### WHAT THE TASK REQUIRES
Identify and pull out each line of the entries in which "with" occurs.

● ● ●

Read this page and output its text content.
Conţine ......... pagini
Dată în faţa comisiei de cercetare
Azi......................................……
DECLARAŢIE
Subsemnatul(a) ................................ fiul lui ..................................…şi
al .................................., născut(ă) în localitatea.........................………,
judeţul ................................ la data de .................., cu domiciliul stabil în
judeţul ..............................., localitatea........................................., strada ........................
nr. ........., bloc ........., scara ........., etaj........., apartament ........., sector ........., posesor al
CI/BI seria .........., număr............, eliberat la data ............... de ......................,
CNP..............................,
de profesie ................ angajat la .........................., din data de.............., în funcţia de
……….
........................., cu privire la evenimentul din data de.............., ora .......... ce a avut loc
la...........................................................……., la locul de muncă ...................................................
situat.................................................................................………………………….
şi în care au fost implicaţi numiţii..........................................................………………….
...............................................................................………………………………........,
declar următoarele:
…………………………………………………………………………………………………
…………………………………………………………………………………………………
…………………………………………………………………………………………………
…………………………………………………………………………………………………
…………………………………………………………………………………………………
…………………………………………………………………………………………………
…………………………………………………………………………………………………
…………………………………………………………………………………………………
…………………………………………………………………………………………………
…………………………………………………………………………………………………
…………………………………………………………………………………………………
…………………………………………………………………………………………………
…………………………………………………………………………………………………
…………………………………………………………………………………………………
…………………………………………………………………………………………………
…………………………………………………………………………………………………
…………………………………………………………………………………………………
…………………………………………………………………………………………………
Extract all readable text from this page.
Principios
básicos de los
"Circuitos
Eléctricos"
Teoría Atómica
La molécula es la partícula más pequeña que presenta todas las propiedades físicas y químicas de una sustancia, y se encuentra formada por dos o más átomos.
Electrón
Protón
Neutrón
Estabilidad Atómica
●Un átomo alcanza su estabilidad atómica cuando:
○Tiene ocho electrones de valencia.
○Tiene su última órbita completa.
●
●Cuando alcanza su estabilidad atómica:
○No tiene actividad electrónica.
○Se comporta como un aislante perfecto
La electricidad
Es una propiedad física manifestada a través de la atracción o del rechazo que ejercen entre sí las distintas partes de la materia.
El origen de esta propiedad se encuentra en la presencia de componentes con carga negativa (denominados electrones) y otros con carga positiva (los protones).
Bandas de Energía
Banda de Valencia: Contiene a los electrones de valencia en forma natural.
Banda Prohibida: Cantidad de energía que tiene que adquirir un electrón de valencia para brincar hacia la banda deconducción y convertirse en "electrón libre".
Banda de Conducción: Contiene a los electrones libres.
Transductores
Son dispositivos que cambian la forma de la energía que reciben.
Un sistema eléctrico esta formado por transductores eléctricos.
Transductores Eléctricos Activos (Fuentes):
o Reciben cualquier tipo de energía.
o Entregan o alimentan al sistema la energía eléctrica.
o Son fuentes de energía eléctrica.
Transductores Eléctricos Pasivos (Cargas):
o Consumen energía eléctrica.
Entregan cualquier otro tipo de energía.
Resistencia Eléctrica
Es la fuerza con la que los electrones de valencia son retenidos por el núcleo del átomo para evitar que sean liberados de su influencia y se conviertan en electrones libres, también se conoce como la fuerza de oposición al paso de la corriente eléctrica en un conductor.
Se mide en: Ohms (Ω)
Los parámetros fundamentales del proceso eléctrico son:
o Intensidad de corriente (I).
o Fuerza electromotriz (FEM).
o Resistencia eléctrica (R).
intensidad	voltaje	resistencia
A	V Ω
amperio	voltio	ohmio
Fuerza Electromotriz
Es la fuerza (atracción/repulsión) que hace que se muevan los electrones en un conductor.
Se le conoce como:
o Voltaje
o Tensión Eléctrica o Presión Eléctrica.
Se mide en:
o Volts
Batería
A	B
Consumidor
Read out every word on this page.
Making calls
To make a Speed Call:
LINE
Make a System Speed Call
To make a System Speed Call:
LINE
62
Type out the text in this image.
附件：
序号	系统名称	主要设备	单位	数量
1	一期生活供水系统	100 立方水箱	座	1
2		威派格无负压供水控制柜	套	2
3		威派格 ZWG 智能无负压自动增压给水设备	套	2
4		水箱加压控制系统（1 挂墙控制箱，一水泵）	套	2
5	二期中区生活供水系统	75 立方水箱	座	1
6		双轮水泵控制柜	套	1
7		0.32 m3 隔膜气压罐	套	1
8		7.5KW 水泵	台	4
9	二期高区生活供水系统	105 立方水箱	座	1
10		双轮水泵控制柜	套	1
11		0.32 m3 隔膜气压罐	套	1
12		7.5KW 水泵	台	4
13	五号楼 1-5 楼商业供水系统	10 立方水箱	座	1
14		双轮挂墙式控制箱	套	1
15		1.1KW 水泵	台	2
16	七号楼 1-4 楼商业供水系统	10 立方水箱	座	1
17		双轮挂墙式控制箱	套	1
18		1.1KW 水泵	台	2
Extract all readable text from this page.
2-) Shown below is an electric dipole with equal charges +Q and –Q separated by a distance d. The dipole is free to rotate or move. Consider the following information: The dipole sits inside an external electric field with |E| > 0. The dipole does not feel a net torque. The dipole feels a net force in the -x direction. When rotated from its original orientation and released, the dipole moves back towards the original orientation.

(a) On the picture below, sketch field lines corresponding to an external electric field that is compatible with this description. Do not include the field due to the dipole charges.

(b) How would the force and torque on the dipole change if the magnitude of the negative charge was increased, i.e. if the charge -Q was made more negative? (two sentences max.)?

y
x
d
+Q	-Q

● ● ●

### COMPLETE RESPONSE
2-) Shown below is an electric dipole with equal charges +Q and –Q separated by a distance d. The dipole is free to rotate or move. Consider the following information: The dipole sits inside an external electric field with |E| > 0. The dipole does not feel a net torque. The dipole feels a net force in the -x direction. When rotated from its original orientation and released, the dipole moves back towards the original orientation.
(a) On the picture below, sketch field lines corresponding to an external electric field that is compatible with this description. Do not include the field due to the dipole charges.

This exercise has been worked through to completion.